START SOURCE TEXT

Glancy prongay & murray llp files securities class action on behalf of armstrong flooring, inc. investors

Glancy prongay & murray llp announced that it has filed a class action lawsuit in the united states district court for the central district of california captioned chupa v. armstrong flooring, inc., et al., (case no. 2:19-cv-09840), on behalf of persons and entities that purchased or otherwise acquired armstrong flooring, inc. securities between march 6, 2018 and november 4, 2019, inclusive. plaintiff pursues claims under sections 10(b) and 20(a) of the securities exchange act of 1934. investors are hereby notified that they have 60 days from the date of this notice to move the court to serve as lead plaintiff in this action. on may 3, 2019, armstrong flooring’s chief executive officer abruptly resigned. on this news, the company’s stock price fell $1.75, nearly 12%, to close at $13.14 per share on may 3, 2019, thereby injuring investors. then, on november 5, 2019, before the market opened, armstrong flooring reported $165.6 million net sales for third quarter 2019, a nearly 21% decline year-over-year, and a net loss of $31.4 million. the company also cut its full year 2019 guidance for adjusted ebitda to a range of $20 million to $25 million, from prior guidance range of $46 million to $54 million, citing “larger distributor movements on inventory” than anticipated. on this news, the company’s stock price fell $2.90 per share, or nearly 44%, to close at $3.70 per share on november 5, 2019, thereby injuring investors further. the complaint filed in this class action alleges that throughout the class period, defendants made materially false and/or misleading statements, as well as failed to disclose material adverse facts about the company’s business, operations, and prospects. specifically, defendants failed to disclose to investors: (1) that the company had engaged in channel stuffing to artificially boost sales; (2) that the company’s internal control over inventory levels was not effective; and (3) that, as a result of the foregoing, defendants’ positive statements about the company’s business, operations, and prospects, were materially misleading and/or lacked a reasonable basis.

END SOURCE TEXT
START EXTRACTED ENTRIES

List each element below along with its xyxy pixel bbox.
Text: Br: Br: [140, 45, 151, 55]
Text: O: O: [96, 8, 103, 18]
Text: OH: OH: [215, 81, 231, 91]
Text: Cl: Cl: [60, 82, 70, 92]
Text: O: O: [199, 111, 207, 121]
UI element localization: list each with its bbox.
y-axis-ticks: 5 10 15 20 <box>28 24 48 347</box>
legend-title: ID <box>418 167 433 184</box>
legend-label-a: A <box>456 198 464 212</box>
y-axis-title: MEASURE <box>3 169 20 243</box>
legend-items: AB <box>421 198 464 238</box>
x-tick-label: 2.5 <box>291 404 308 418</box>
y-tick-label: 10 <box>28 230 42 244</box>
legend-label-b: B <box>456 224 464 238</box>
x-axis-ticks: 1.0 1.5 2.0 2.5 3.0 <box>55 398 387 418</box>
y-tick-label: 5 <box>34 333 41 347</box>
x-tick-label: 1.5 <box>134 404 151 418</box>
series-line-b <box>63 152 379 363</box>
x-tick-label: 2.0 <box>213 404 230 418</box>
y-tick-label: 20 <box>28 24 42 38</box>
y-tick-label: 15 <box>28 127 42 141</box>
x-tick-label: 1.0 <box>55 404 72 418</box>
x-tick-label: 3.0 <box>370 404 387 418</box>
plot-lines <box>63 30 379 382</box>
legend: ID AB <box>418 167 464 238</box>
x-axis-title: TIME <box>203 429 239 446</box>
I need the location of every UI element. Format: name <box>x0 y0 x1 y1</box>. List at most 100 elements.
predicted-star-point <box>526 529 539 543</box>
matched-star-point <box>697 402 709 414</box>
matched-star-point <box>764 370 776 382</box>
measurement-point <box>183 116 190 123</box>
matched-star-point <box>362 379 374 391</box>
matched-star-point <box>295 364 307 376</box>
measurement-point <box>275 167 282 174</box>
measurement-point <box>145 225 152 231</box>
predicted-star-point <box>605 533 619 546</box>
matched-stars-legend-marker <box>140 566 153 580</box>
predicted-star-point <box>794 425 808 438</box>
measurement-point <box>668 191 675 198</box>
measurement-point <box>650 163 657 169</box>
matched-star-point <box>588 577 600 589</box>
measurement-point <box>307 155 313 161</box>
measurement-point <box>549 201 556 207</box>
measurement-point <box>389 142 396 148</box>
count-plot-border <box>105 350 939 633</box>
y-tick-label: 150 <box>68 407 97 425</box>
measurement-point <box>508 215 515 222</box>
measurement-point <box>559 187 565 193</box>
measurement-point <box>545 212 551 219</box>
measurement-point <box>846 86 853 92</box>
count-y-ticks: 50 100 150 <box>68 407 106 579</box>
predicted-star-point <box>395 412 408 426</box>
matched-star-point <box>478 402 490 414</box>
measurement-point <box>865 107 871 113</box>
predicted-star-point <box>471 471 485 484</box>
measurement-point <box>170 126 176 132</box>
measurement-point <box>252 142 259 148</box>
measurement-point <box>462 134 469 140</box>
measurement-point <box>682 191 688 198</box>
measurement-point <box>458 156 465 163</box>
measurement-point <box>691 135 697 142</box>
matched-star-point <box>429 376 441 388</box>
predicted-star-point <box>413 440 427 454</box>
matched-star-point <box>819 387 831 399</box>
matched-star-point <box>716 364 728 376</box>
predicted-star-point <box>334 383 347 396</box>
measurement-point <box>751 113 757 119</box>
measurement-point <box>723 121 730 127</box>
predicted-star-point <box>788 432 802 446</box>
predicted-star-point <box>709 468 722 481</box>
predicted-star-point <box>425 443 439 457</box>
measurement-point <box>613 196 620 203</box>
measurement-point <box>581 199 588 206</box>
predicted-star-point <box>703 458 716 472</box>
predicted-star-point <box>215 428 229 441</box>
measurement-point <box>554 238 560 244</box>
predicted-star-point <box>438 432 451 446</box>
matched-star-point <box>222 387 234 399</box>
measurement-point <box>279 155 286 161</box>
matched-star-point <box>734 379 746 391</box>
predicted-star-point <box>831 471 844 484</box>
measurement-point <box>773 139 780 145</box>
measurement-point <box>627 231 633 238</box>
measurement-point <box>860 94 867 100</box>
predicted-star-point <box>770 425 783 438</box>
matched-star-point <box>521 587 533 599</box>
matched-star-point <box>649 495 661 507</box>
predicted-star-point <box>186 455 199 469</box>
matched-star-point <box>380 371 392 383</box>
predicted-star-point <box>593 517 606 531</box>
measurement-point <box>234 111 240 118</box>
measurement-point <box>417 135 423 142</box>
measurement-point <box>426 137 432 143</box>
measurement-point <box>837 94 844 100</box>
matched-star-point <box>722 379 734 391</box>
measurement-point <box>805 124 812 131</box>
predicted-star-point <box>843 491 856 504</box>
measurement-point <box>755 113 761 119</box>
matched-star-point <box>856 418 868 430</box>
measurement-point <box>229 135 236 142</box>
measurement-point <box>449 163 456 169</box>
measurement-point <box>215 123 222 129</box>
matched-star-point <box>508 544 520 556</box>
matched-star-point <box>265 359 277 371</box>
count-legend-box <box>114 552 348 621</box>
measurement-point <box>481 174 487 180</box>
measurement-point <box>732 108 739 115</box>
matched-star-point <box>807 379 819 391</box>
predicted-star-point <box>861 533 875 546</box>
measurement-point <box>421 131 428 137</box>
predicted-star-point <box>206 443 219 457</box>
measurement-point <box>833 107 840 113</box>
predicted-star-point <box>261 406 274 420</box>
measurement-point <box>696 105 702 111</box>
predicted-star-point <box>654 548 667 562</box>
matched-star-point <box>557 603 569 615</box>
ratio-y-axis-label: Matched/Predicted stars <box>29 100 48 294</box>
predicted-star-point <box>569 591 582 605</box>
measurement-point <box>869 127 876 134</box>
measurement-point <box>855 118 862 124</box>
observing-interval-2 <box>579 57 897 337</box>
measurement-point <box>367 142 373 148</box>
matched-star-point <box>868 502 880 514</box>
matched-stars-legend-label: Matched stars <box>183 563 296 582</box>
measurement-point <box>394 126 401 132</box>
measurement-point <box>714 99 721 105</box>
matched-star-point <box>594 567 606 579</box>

END EXTRACTED ENTRIES

▶ _TASKS AND EXERCISES_:
**a.** In the class action announcement, what reason did Armstrong Flooring give for cutting its full-year 2019 adjusted EBITDA guidance?
**b.** According to the class action announcement, what net loss did Armstrong Flooring report for the third quarter of 2019?

▶ _OUTPUTS FOR THE TASKS_:
**a.** The company cited "larger distributor movements on inventory" than it had anticipated. As a result, it lowered its guidance from a range of $46 million to $54 million to a range of $20 million to $25 million.

**b.** A net loss of $31.4 million.